Written problem | Copy every row below line for line, without changing anything, and leave out the pictures.

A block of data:
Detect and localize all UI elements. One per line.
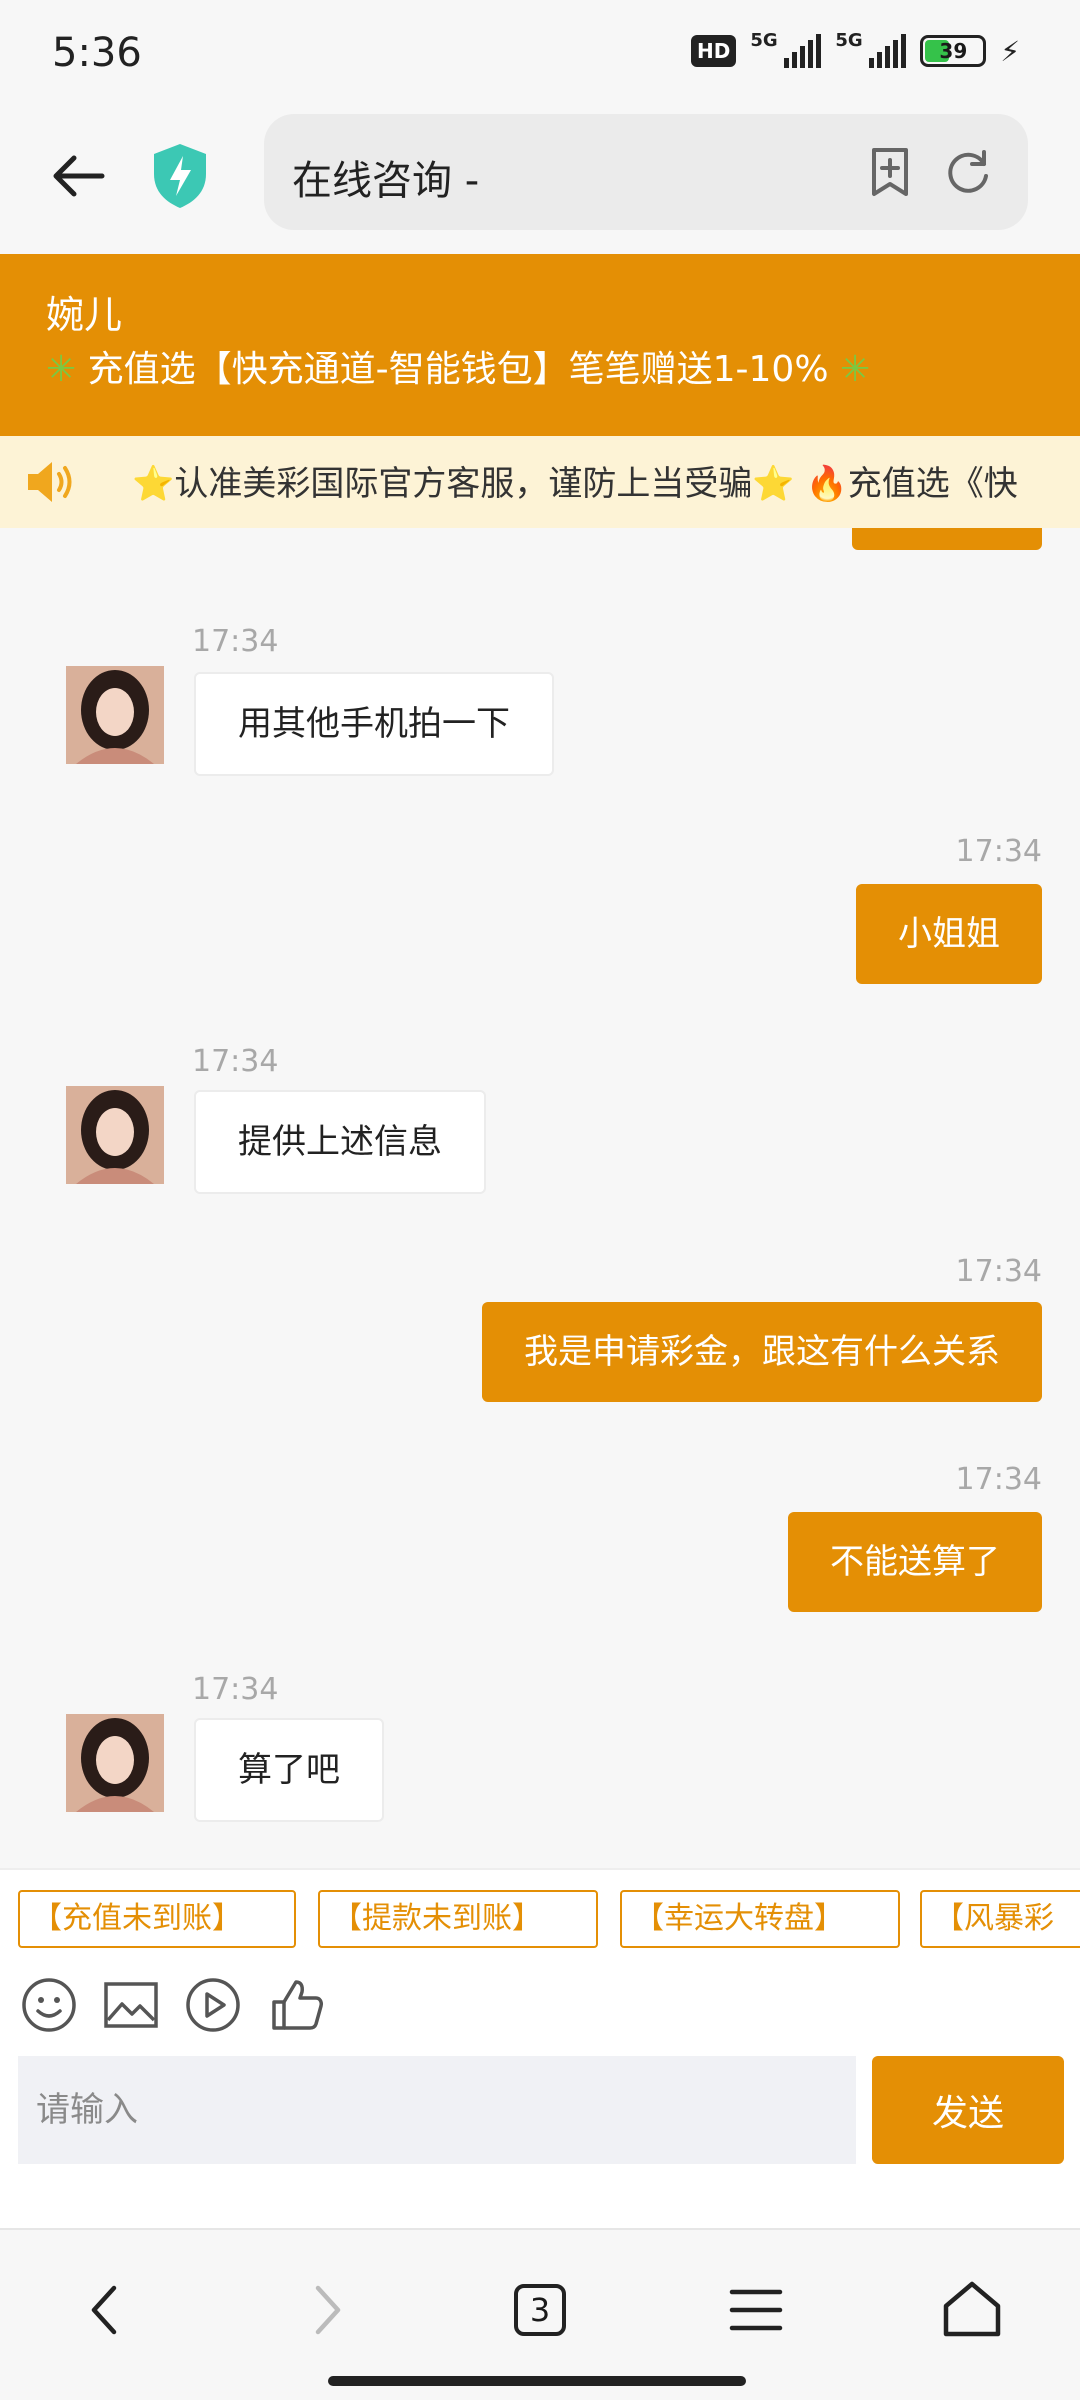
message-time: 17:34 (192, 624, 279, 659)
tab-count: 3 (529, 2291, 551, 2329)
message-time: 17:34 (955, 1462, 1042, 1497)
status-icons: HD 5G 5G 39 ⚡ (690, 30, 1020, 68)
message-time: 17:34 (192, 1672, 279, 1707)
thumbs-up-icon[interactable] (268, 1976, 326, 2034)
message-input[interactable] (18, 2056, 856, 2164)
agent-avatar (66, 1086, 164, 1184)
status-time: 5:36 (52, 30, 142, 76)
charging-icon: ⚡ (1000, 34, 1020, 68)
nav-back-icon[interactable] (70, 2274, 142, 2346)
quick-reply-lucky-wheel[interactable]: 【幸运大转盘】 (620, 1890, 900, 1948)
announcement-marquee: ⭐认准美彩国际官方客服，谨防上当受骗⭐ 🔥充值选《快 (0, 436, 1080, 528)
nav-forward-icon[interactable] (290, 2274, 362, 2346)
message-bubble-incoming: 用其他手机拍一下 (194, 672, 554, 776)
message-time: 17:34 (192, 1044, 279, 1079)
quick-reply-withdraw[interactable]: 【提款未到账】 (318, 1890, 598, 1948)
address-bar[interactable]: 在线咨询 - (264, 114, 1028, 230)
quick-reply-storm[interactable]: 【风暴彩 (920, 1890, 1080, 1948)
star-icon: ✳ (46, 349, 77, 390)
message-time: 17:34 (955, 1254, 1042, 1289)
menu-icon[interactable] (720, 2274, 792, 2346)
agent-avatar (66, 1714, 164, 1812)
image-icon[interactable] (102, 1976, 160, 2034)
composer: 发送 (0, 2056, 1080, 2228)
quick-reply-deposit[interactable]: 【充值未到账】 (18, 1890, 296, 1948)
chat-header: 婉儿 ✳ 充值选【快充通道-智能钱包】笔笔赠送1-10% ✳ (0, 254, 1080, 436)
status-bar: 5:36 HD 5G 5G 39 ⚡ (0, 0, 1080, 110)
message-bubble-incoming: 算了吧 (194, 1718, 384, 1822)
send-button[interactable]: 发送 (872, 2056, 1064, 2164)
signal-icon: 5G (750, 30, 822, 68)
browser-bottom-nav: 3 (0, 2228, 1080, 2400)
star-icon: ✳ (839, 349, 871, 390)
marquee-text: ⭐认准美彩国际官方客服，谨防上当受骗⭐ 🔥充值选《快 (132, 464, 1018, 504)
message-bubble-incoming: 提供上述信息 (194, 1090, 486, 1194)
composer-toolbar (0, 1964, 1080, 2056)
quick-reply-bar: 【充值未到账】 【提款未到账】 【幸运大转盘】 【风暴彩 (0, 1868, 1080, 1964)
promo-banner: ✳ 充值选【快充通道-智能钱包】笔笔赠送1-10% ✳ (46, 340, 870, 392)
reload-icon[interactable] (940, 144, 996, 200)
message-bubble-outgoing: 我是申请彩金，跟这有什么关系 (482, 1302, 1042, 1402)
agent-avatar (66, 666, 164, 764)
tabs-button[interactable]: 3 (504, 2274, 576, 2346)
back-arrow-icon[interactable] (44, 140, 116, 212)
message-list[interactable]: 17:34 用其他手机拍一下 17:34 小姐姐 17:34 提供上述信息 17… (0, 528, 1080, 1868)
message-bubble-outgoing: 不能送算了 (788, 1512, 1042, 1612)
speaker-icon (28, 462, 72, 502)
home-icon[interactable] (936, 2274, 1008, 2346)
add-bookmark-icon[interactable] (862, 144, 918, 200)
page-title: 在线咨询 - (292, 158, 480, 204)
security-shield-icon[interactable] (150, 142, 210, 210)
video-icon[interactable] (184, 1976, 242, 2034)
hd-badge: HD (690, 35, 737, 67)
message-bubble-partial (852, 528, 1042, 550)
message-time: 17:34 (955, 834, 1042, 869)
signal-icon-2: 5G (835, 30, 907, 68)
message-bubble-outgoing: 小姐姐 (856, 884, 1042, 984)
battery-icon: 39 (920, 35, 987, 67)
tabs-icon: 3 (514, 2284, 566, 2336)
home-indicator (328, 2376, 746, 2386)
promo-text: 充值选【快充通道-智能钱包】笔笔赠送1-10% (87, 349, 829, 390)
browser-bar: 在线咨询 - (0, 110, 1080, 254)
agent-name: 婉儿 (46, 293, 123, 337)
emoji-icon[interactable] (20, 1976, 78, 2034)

Reply |
Detect and localize all UI elements. One per line.
message-time: 17:34 (192, 624, 279, 659)
tab-count: 3 (529, 2291, 551, 2329)
message-time: 17:34 (955, 1462, 1042, 1497)
status-icons: HD 5G 5G 39 ⚡ (690, 30, 1020, 68)
message-time: 17:34 (192, 1672, 279, 1707)
thumbs-up-icon[interactable] (268, 1976, 326, 2034)
message-input[interactable] (18, 2056, 856, 2164)
agent-avatar (66, 1086, 164, 1184)
status-time: 5:36 (52, 30, 142, 76)
charging-icon: ⚡ (1000, 34, 1020, 68)
nav-back-icon[interactable] (70, 2274, 142, 2346)
quick-reply-lucky-wheel[interactable]: 【幸运大转盘】 (620, 1890, 900, 1948)
announcement-marquee: ⭐认准美彩国际官方客服，谨防上当受骗⭐ 🔥充值选《快 (0, 436, 1080, 528)
nav-forward-icon[interactable] (290, 2274, 362, 2346)
message-bubble-incoming: 用其他手机拍一下 (194, 672, 554, 776)
message-time: 17:34 (192, 1044, 279, 1079)
quick-reply-withdraw[interactable]: 【提款未到账】 (318, 1890, 598, 1948)
address-bar[interactable]: 在线咨询 - (264, 114, 1028, 230)
quick-reply-storm[interactable]: 【风暴彩 (920, 1890, 1080, 1948)
star-icon: ✳ (46, 349, 77, 390)
message-time: 17:34 (955, 1254, 1042, 1289)
menu-icon[interactable] (720, 2274, 792, 2346)
agent-avatar (66, 1714, 164, 1812)
image-icon[interactable] (102, 1976, 160, 2034)
composer: 发送 (0, 2056, 1080, 2228)
quick-reply-deposit[interactable]: 【充值未到账】 (18, 1890, 296, 1948)
chat-header: 婉儿 ✳ 充值选【快充通道-智能钱包】笔笔赠送1-10% ✳ (0, 254, 1080, 436)
status-bar: 5:36 HD 5G 5G 39 ⚡ (0, 0, 1080, 110)
message-bubble-incoming: 算了吧 (194, 1718, 384, 1822)
send-button[interactable]: 发送 (872, 2056, 1064, 2164)
signal-icon: 5G (750, 30, 822, 68)
browser-bottom-nav: 3 (0, 2228, 1080, 2400)
star-icon: ✳ (839, 349, 871, 390)
marquee-text: ⭐认准美彩国际官方客服，谨防上当受骗⭐ 🔥充值选《快 (132, 464, 1018, 504)
message-bubble-incoming: 提供上述信息 (194, 1090, 486, 1194)
composer-toolbar (0, 1964, 1080, 2056)
quick-reply-bar: 【充值未到账】 【提款未到账】 【幸运大转盘】 【风暴彩 (0, 1868, 1080, 1964)
promo-banner: ✳ 充值选【快充通道-智能钱包】笔笔赠送1-10% ✳ (46, 340, 870, 392)
reload-icon[interactable] (940, 144, 996, 200)
message-bubble-outgoing: 我是申请彩金，跟这有什么关系 (482, 1302, 1042, 1402)
agent-avatar (66, 666, 164, 764)
tabs-button[interactable]: 3 (504, 2274, 576, 2346)
back-arrow-icon[interactable] (44, 140, 116, 212)
message-list[interactable]: 17:34 用其他手机拍一下 17:34 小姐姐 17:34 提供上述信息 17… (0, 528, 1080, 1868)
message-bubble-outgoing: 不能送算了 (788, 1512, 1042, 1612)
speaker-icon (28, 462, 72, 502)
home-icon[interactable] (936, 2274, 1008, 2346)
add-bookmark-icon[interactable] (862, 144, 918, 200)
page-title: 在线咨询 - (292, 158, 480, 204)
security-shield-icon[interactable] (150, 142, 210, 210)
video-icon[interactable] (184, 1976, 242, 2034)
hd-badge: HD (690, 35, 737, 67)
message-bubble-partial (852, 528, 1042, 550)
message-time: 17:34 (955, 834, 1042, 869)
signal-icon-2: 5G (835, 30, 907, 68)
message-bubble-outgoing: 小姐姐 (856, 884, 1042, 984)
battery-icon: 39 (920, 35, 987, 67)
tabs-icon: 3 (514, 2284, 566, 2336)
home-indicator (328, 2376, 746, 2386)
promo-text: 充值选【快充通道-智能钱包】笔笔赠送1-10% (87, 349, 829, 390)
browser-bar: 在线咨询 - (0, 110, 1080, 254)
agent-name: 婉儿 (46, 293, 123, 337)
emoji-icon[interactable] (20, 1976, 78, 2034)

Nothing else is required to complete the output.